***** Listed entries *****

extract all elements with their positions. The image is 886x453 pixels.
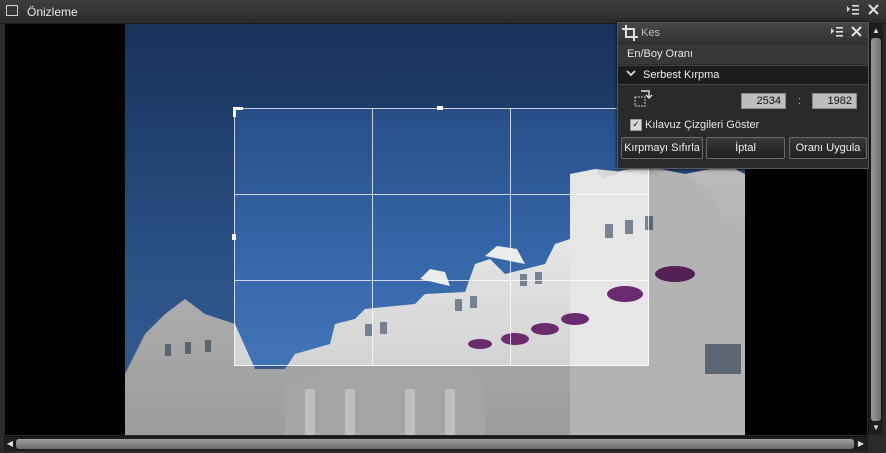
reset-crop-button[interactable]: Kırpmayı Sıfırla	[621, 137, 703, 159]
crop-width-field[interactable]: 2534	[741, 93, 786, 109]
crop-edge-handle-left[interactable]	[232, 234, 236, 240]
crop-panel: Kes En/Boy Oranı Serbest Kırpma 2534 : 1…	[617, 22, 869, 169]
aspect-ratio-selected: Serbest Kırpma	[643, 69, 720, 81]
cancel-button[interactable]: İptal	[706, 137, 785, 159]
scroll-corner	[868, 436, 886, 453]
window-icon	[6, 5, 18, 16]
show-guides-checkbox[interactable]: ✓	[630, 119, 642, 131]
crop-panel-header[interactable]: Kes	[618, 23, 868, 43]
crop-edge-handle-top[interactable]	[437, 106, 443, 110]
grid-line-horizontal	[234, 280, 649, 281]
aspect-ratio-select[interactable]: Serbest Kırpma	[618, 65, 868, 85]
crop-frame[interactable]	[232, 106, 649, 366]
window-title: Önizleme	[27, 5, 78, 19]
menu-list-icon[interactable]	[846, 4, 860, 18]
crop-panel-title: Kes	[641, 27, 660, 39]
grid-line-horizontal	[234, 194, 649, 195]
menu-list-icon[interactable]	[830, 26, 844, 41]
crop-border-bottom	[234, 365, 649, 366]
vertical-scroll-thumb[interactable]	[871, 38, 881, 421]
horizontal-scroll-thumb[interactable]	[16, 439, 854, 449]
dimension-separator: :	[798, 95, 802, 107]
scroll-right-icon[interactable]: ▶	[855, 438, 867, 450]
close-icon[interactable]	[851, 26, 862, 40]
crop-height-field[interactable]: 1982	[812, 93, 857, 109]
aspect-ratio-label: En/Boy Oranı	[627, 48, 694, 60]
vertical-scrollbar[interactable]: ▲ ▼	[868, 24, 883, 435]
grid-line-vertical	[372, 108, 373, 366]
window-titlebar: Önizleme	[0, 0, 886, 24]
scroll-down-icon[interactable]: ▼	[870, 422, 882, 434]
horizontal-scrollbar[interactable]: ◀ ▶	[4, 436, 868, 451]
swap-dimensions-icon[interactable]	[634, 89, 654, 109]
scroll-left-icon[interactable]: ◀	[4, 438, 16, 450]
crop-icon	[622, 25, 638, 41]
crop-corner-handle[interactable]	[233, 107, 236, 117]
close-icon[interactable]	[866, 4, 880, 18]
aspect-ratio-section: En/Boy Oranı	[618, 44, 868, 64]
show-guides-label: Kılavuz Çizgileri Göster	[645, 119, 760, 131]
scroll-up-icon[interactable]: ▲	[870, 25, 882, 37]
grid-line-vertical	[510, 108, 511, 366]
chevron-down-icon	[626, 68, 636, 81]
apply-ratio-button[interactable]: Oranı Uygula	[789, 137, 867, 159]
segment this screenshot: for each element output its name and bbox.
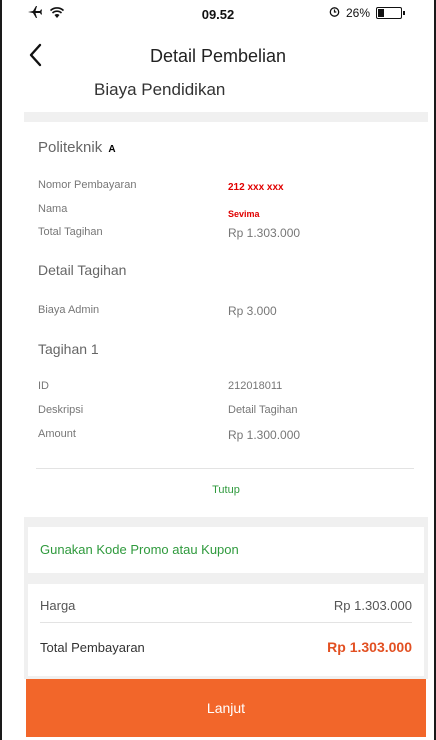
harga-value: Rp 1.303.000: [333, 598, 412, 613]
id-value: 212018011: [228, 380, 283, 392]
battery-fill: [378, 9, 384, 17]
payment-summary: Harga Rp 1.303.000 Total Pembayaran Rp 1…: [28, 584, 424, 676]
amount-value: Rp 1.300.000: [228, 428, 301, 442]
alarm-icon: [329, 6, 340, 20]
detail-tagihan-heading: Detail Tagihan: [38, 262, 127, 278]
nomor-label: Nomor Pembayaran: [38, 179, 137, 191]
nama-label: Nama: [38, 203, 68, 215]
harga-row: Harga Rp 1.303.000: [40, 598, 412, 613]
nav-header: Detail Pembelian: [0, 36, 436, 78]
category-label: Biaya Pendidikan: [94, 80, 226, 99]
total-label: Total Pembayaran: [40, 640, 145, 655]
total-tagihan-label: Total Tagihan: [38, 226, 103, 238]
id-label: ID: [38, 380, 49, 392]
lanjut-button[interactable]: Lanjut: [26, 679, 426, 737]
total-tagihan-value: Rp 1.303.000: [228, 226, 301, 240]
status-bar: 09.52 26%: [0, 0, 436, 30]
section-separator: [24, 112, 428, 122]
status-right: 26%: [329, 6, 405, 20]
biaya-admin-value: Rp 3.000: [228, 304, 277, 318]
card-divider: [36, 468, 414, 469]
detail-card: Politeknik A Nomor Pembayaran 212 xxx xx…: [24, 122, 428, 517]
school-name-suffix: A: [108, 144, 116, 155]
harga-label: Harga: [40, 598, 76, 613]
nama-value: Sevima: [228, 209, 260, 219]
promo-label: Gunakan Kode Promo atau Kupon: [40, 542, 239, 557]
battery-icon: [376, 7, 405, 19]
nomor-value: 212 xxx xxx: [228, 182, 284, 193]
school-name: Politeknik A: [38, 139, 116, 156]
summary-divider: [40, 622, 412, 623]
amount-label: Amount: [38, 428, 76, 440]
page-title: Detail Pembelian: [149, 46, 287, 66]
total-row: Total Pembayaran Rp 1.303.000: [40, 639, 412, 655]
tagihan-heading: Tagihan 1: [38, 341, 99, 357]
deskripsi-value: Detail Tagihan: [228, 404, 298, 416]
total-value: Rp 1.303.000: [327, 639, 412, 655]
deskripsi-label: Deskripsi: [38, 404, 84, 416]
tutup-button[interactable]: Tutup: [24, 484, 428, 496]
battery-percent: 26%: [345, 6, 370, 20]
school-name-text: Politeknik: [38, 139, 103, 156]
biaya-admin-label: Biaya Admin: [38, 304, 100, 316]
promo-coupon-button[interactable]: Gunakan Kode Promo atau Kupon: [28, 527, 424, 573]
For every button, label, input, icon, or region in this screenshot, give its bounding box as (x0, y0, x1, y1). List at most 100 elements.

*****

- Stated exercise
Rewrite every line of the items above as a single numbered list. Omit blank lines and all pictures.

- Written response
1. extract all elements with their positions. The image is 886x453 pixels.
2. reset-crop-button[interactable]: Kırpmayı Sıfırla	[621, 137, 703, 159]
3. crop-width-field[interactable]: 2534	[741, 93, 786, 109]
4. crop-edge-handle-left[interactable]	[232, 234, 236, 240]
5. crop-panel: Kes En/Boy Oranı Serbest Kırpma 2534 : 1…	[617, 22, 869, 169]
6. aspect-ratio-selected: Serbest Kırpma	[643, 69, 720, 81]
7. cancel-button[interactable]: İptal	[706, 137, 785, 159]
8. scroll-corner	[868, 436, 886, 453]
9. window-icon	[6, 5, 18, 16]
10. show-guides-checkbox[interactable]: ✓	[630, 119, 642, 131]
11. crop-panel-header[interactable]: Kes	[618, 23, 868, 43]
12. crop-edge-handle-top[interactable]	[437, 106, 443, 110]
13. grid-line-horizontal	[234, 280, 649, 281]
14. aspect-ratio-select[interactable]: Serbest Kırpma	[618, 65, 868, 85]
15. crop-frame[interactable]	[232, 106, 649, 366]
16. window-title: Önizleme	[27, 5, 78, 19]
17. menu-list-icon[interactable]	[846, 4, 860, 18]
18. crop-panel-title: Kes	[641, 27, 660, 39]
19. grid-line-horizontal	[234, 194, 649, 195]
20. menu-list-icon[interactable]	[830, 26, 844, 41]
21. crop-border-bottom	[234, 365, 649, 366]
22. vertical-scroll-thumb[interactable]	[871, 38, 881, 421]
23. horizontal-scroll-thumb[interactable]	[16, 439, 854, 449]
24. dimension-separator: :	[798, 95, 802, 107]
25. scroll-right-icon[interactable]: ▶	[855, 438, 867, 450]
26. close-icon[interactable]	[851, 26, 862, 40]
27. crop-height-field[interactable]: 1982	[812, 93, 857, 109]
28. aspect-ratio-label: En/Boy Oranı	[627, 48, 694, 60]
29. vertical-scrollbar[interactable]: ▲ ▼	[868, 24, 883, 435]
30. grid-line-vertical	[372, 108, 373, 366]
31. window-titlebar: Önizleme	[0, 0, 886, 24]
32. scroll-down-icon[interactable]: ▼	[870, 422, 882, 434]
33. horizontal-scrollbar[interactable]: ◀ ▶	[4, 436, 868, 451]
34. swap-dimensions-icon[interactable]	[634, 89, 654, 109]
35. scroll-left-icon[interactable]: ◀	[4, 438, 16, 450]
36. crop-icon	[622, 25, 638, 41]
37. crop-corner-handle[interactable]	[233, 107, 236, 117]
38. close-icon[interactable]	[866, 4, 880, 18]
39. aspect-ratio-section: En/Boy Oranı	[618, 44, 868, 64]
40. show-guides-label: Kılavuz Çizgileri Göster	[645, 119, 760, 131]
41. scroll-up-icon[interactable]: ▲	[870, 25, 882, 37]
42. grid-line-vertical	[510, 108, 511, 366]
43. chevron-down-icon	[626, 68, 636, 81]
44. apply-ratio-button[interactable]: Oranı Uygula	[789, 137, 867, 159]
45. segment this screenshot: for each element output its name and bbox.
46. harga-value: Rp 1.303.000: [333, 598, 412, 613]
47. id-value: 212018011: [228, 380, 283, 392]
48. battery-fill: [378, 9, 384, 17]
49. payment-summary: Harga Rp 1.303.000 Total Pembayaran Rp 1…: [28, 584, 424, 676]
50. amount-value: Rp 1.300.000: [228, 428, 301, 442]
51. alarm-icon: [329, 6, 340, 20]
52. detail-tagihan-heading: Detail Tagihan: [38, 262, 127, 278]
53. nomor-label: Nomor Pembayaran: [38, 179, 137, 191]
54. nama-label: Nama: [38, 203, 68, 215]
55. harga-row: Harga Rp 1.303.000: [40, 598, 412, 613]
56. nav-header: Detail Pembelian: [0, 36, 436, 78]
57. category-label: Biaya Pendidikan: [94, 80, 226, 99]
58. total-label: Total Pembayaran: [40, 640, 145, 655]
59. total-tagihan-label: Total Tagihan: [38, 226, 103, 238]
60. id-label: ID: [38, 380, 49, 392]
61. lanjut-button[interactable]: Lanjut: [26, 679, 426, 737]
62. total-tagihan-value: Rp 1.303.000: [228, 226, 301, 240]
63. status-bar: 09.52 26%: [0, 0, 436, 30]
64. section-separator: [24, 112, 428, 122]
65. status-right: 26%: [329, 6, 405, 20]
66. biaya-admin-value: Rp 3.000: [228, 304, 277, 318]
67. card-divider: [36, 468, 414, 469]
68. detail-card: Politeknik A Nomor Pembayaran 212 xxx xx…: [24, 122, 428, 517]
69. school-name-suffix: A: [108, 144, 116, 155]
70. harga-label: Harga: [40, 598, 76, 613]
71. nama-value: Sevima: [228, 209, 260, 219]
72. promo-label: Gunakan Kode Promo atau Kupon: [40, 542, 239, 557]
73. battery-icon: [376, 7, 405, 19]
74. nomor-value: 212 xxx xxx: [228, 182, 284, 193]
75. school-name: Politeknik A: [38, 139, 116, 156]
76. summary-divider: [40, 622, 412, 623]
77. amount-label: Amount: [38, 428, 76, 440]
78. page-title: Detail Pembelian: [149, 46, 287, 66]
79. total-row: Total Pembayaran Rp 1.303.000: [40, 639, 412, 655]
80. tagihan-heading: Tagihan 1: [38, 341, 99, 357]
81. deskripsi-value: Detail Tagihan: [228, 404, 298, 416]
82. total-value: Rp 1.303.000: [327, 639, 412, 655]
83. deskripsi-label: Deskripsi: [38, 404, 84, 416]
84. tutup-button[interactable]: Tutup: [24, 484, 428, 496]
85. battery-percent: 26%: [345, 6, 370, 20]
86. school-name-text: Politeknik: [38, 139, 103, 156]
87. biaya-admin-label: Biaya Admin: [38, 304, 100, 316]
88. promo-coupon-button[interactable]: Gunakan Kode Promo atau Kupon: [28, 527, 424, 573]
89. For every button, label, input, icon, or region in this screenshot, give its bounding box as (x0, y0, x1, y1). List at most 100 elements.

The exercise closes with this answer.